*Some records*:
# # # # # # #
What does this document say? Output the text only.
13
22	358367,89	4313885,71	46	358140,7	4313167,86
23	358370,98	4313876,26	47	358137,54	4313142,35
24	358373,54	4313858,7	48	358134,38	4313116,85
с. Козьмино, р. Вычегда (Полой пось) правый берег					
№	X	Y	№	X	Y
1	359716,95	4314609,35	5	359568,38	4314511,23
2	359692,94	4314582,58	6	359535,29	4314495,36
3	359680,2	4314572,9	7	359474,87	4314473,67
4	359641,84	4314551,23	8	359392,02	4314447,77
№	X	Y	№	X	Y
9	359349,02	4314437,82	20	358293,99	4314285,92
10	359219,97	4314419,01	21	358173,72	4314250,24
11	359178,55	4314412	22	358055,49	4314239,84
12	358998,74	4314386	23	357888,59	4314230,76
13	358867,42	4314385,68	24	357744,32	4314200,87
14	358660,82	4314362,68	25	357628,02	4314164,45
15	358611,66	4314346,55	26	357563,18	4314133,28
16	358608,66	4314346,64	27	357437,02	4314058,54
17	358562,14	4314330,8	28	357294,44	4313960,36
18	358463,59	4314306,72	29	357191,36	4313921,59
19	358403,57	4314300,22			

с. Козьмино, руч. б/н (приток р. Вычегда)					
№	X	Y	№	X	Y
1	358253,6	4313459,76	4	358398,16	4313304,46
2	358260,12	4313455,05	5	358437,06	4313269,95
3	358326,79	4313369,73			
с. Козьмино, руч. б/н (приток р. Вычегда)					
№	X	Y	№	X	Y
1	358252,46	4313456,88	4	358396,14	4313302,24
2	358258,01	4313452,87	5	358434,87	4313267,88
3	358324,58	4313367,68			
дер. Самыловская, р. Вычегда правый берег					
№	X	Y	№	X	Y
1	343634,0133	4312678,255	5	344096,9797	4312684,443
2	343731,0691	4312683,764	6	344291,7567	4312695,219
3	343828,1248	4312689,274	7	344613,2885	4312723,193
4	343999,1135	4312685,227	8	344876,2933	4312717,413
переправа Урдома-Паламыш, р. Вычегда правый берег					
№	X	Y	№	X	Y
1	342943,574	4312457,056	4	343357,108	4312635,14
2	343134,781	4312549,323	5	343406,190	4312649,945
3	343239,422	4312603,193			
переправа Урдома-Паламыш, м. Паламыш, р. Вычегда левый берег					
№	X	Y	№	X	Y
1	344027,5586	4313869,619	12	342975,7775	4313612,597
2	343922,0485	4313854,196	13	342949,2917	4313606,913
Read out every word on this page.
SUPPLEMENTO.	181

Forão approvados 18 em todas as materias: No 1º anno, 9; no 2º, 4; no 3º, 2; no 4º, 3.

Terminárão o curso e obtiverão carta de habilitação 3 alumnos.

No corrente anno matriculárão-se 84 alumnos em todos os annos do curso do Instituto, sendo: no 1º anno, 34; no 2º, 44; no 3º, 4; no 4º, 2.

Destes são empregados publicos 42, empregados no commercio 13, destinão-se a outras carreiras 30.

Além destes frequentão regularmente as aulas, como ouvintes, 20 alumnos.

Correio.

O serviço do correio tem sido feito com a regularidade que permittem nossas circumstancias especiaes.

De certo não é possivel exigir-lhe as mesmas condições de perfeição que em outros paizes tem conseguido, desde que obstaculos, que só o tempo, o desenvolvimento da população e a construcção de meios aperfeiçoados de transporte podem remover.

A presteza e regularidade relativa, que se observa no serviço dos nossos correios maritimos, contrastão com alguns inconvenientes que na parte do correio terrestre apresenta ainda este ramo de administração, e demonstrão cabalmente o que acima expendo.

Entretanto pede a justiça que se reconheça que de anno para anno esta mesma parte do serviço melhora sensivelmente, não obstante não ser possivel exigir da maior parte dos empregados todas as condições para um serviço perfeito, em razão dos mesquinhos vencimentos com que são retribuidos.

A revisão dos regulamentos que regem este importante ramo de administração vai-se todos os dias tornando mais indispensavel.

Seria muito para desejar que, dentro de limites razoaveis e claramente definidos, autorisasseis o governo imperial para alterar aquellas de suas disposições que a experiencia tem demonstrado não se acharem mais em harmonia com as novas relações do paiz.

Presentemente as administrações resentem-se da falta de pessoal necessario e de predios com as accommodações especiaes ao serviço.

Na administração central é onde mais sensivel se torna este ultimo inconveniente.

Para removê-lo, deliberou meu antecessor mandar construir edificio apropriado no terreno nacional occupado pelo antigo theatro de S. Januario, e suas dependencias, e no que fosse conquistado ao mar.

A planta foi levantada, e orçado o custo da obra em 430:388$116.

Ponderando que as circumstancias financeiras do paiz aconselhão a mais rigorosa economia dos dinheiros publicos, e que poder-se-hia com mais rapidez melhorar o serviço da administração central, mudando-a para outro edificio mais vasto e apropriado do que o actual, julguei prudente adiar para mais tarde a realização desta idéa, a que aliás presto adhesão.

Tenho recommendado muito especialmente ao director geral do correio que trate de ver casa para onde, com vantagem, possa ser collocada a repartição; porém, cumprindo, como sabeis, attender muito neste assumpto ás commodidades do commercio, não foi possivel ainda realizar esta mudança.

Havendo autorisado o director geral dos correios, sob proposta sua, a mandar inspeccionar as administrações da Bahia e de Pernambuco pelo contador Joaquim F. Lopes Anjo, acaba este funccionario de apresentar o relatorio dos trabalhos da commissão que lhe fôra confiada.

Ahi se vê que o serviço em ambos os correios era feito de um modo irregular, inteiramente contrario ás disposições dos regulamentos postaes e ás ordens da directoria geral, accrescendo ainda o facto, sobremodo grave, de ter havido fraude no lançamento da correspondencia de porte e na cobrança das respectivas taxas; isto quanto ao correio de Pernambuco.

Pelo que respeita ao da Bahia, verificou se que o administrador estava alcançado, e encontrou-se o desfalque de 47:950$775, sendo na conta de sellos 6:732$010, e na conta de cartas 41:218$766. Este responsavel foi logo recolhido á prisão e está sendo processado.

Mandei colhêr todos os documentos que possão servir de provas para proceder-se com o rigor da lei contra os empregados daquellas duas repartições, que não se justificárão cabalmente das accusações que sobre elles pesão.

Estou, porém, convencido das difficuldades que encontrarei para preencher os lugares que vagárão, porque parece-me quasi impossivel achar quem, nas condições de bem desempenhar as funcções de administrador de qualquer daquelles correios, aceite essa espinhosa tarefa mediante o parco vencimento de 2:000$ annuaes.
# # # # # # #
*Task details*: Copy all the records above precisely.

*Output for this task*:
What does this document say? Output the text only.
13
22	358367,89	4313885,71	46	358140,7	4313167,86
23	358370,98	4313876,26	47	358137,54	4313142,35
24	358373,54	4313858,7	48	358134,38	4313116,85
с. Козьмино, р. Вычегда (Полой пось) правый берег					
№	X	Y	№	X	Y
1	359716,95	4314609,35	5	359568,38	4314511,23
2	359692,94	4314582,58	6	359535,29	4314495,36
3	359680,2	4314572,9	7	359474,87	4314473,67
4	359641,84	4314551,23	8	359392,02	4314447,77
№	X	Y	№	X	Y
9	359349,02	4314437,82	20	358293,99	4314285,92
10	359219,97	4314419,01	21	358173,72	4314250,24
11	359178,55	4314412	22	358055,49	4314239,84
12	358998,74	4314386	23	357888,59	4314230,76
13	358867,42	4314385,68	24	357744,32	4314200,87
14	358660,82	4314362,68	25	357628,02	4314164,45
15	358611,66	4314346,55	26	357563,18	4314133,28
16	358608,66	4314346,64	27	357437,02	4314058,54
17	358562,14	4314330,8	28	357294,44	4313960,36
18	358463,59	4314306,72	29	357191,36	4313921,59
19	358403,57	4314300,22			

с. Козьмино, руч. б/н (приток р. Вычегда)					
№	X	Y	№	X	Y
1	358253,6	4313459,76	4	358398,16	4313304,46
2	358260,12	4313455,05	5	358437,06	4313269,95
3	358326,79	4313369,73			
с. Козьмино, руч. б/н (приток р. Вычегда)					
№	X	Y	№	X	Y
1	358252,46	4313456,88	4	358396,14	4313302,24
2	358258,01	4313452,87	5	358434,87	4313267,88
3	358324,58	4313367,68			
дер. Самыловская, р. Вычегда правый берег					
№	X	Y	№	X	Y
1	343634,0133	4312678,255	5	344096,9797	4312684,443
2	343731,0691	4312683,764	6	344291,7567	4312695,219
3	343828,1248	4312689,274	7	344613,2885	4312723,193
4	343999,1135	4312685,227	8	344876,2933	4312717,413
переправа Урдома-Паламыш, р. Вычегда правый берег					
№	X	Y	№	X	Y
1	342943,574	4312457,056	4	343357,108	4312635,14
2	343134,781	4312549,323	5	343406,190	4312649,945
3	343239,422	4312603,193			
переправа Урдома-Паламыш, м. Паламыш, р. Вычегда левый берег					
№	X	Y	№	X	Y
1	344027,5586	4313869,619	12	342975,7775	4313612,597
2	343922,0485	4313854,196	13	342949,2917	4313606,913
Read out every word on this page.
SUPPLEMENTO.	181

Forão approvados 18 em todas as materias: No 1º anno, 9; no 2º, 4; no 3º, 2; no 4º, 3.

Terminárão o curso e obtiverão carta de habilitação 3 alumnos.

No corrente anno matriculárão-se 84 alumnos em todos os annos do curso do Instituto, sendo: no 1º anno, 34; no 2º, 44; no 3º, 4; no 4º, 2.

Destes são empregados publicos 42, empregados no commercio 13, destinão-se a outras carreiras 30.

Além destes frequentão regularmente as aulas, como ouvintes, 20 alumnos.

Correio.

O serviço do correio tem sido feito com a regularidade que permittem nossas circumstancias especiaes.

De certo não é possivel exigir-lhe as mesmas condições de perfeição que em outros paizes tem conseguido, desde que obstaculos, que só o tempo, o desenvolvimento da população e a construcção de meios aperfeiçoados de transporte podem remover.

A presteza e regularidade relativa, que se observa no serviço dos nossos correios maritimos, contrastão com alguns inconvenientes que na parte do correio terrestre apresenta ainda este ramo de administração, e demonstrão cabalmente o que acima expendo.

Entretanto pede a justiça que se reconheça que de anno para anno esta mesma parte do serviço melhora sensivelmente, não obstante não ser possivel exigir da maior parte dos empregados todas as condições para um serviço perfeito, em razão dos mesquinhos vencimentos com que são retribuidos.

A revisão dos regulamentos que regem este importante ramo de administração vai-se todos os dias tornando mais indispensavel.

Seria muito para desejar que, dentro de limites razoaveis e claramente definidos, autorisasseis o governo imperial para alterar aquellas de suas disposições que a experiencia tem demonstrado não se acharem mais em harmonia com as novas relações do paiz.

Presentemente as administrações resentem-se da falta de pessoal necessario e de predios com as accommodações especiaes ao serviço.

Na administração central é onde mais sensivel se torna este ultimo inconveniente.

Para removê-lo, deliberou meu antecessor mandar construir edificio apropriado no terreno nacional occupado pelo antigo theatro de S. Januario, e suas dependencias, e no que fosse conquistado ao mar.

A planta foi levantada, e orçado o custo da obra em 430:388$116.

Ponderando que as circumstancias financeiras do paiz aconselhão a mais rigorosa economia dos dinheiros publicos, e que poder-se-hia com mais rapidez melhorar o serviço da administração central, mudando-a para outro edificio mais vasto e apropriado do que o actual, julguei prudente adiar para mais tarde a realização desta idéa, a que aliás presto adhesão.

Tenho recommendado muito especialmente ao director geral do correio que trate de ver casa para onde, com vantagem, possa ser collocada a repartição; porém, cumprindo, como sabeis, attender muito neste assumpto ás commodidades do commercio, não foi possivel ainda realizar esta mudança.

Havendo autorisado o director geral dos correios, sob proposta sua, a mandar inspeccionar as administrações da Bahia e de Pernambuco pelo contador Joaquim F. Lopes Anjo, acaba este funccionario de apresentar o relatorio dos trabalhos da commissão que lhe fôra confiada.

Ahi se vê que o serviço em ambos os correios era feito de um modo irregular, inteiramente contrario ás disposições dos regulamentos postaes e ás ordens da directoria geral, accrescendo ainda o facto, sobremodo grave, de ter havido fraude no lançamento da correspondencia de porte e na cobrança das respectivas taxas; isto quanto ao correio de Pernambuco.

Pelo que respeita ao da Bahia, verificou se que o administrador estava alcançado, e encontrou-se o desfalque de 47:950$775, sendo na conta de sellos 6:732$010, e na conta de cartas 41:218$766. Este responsavel foi logo recolhido á prisão e está sendo processado.

Mandei colhêr todos os documentos que possão servir de provas para proceder-se com o rigor da lei contra os empregados daquellas duas repartições, que não se justificárão cabalmente das accusações que sobre elles pesão.

Estou, porém, convencido das difficuldades que encontrarei para preencher os lugares que vagárão, porque parece-me quasi impossivel achar quem, nas condições de bem desempenhar as funcções de administrador de qualquer daquelles correios, aceite essa espinhosa tarefa mediante o parco vencimento de 2:000$ annuaes.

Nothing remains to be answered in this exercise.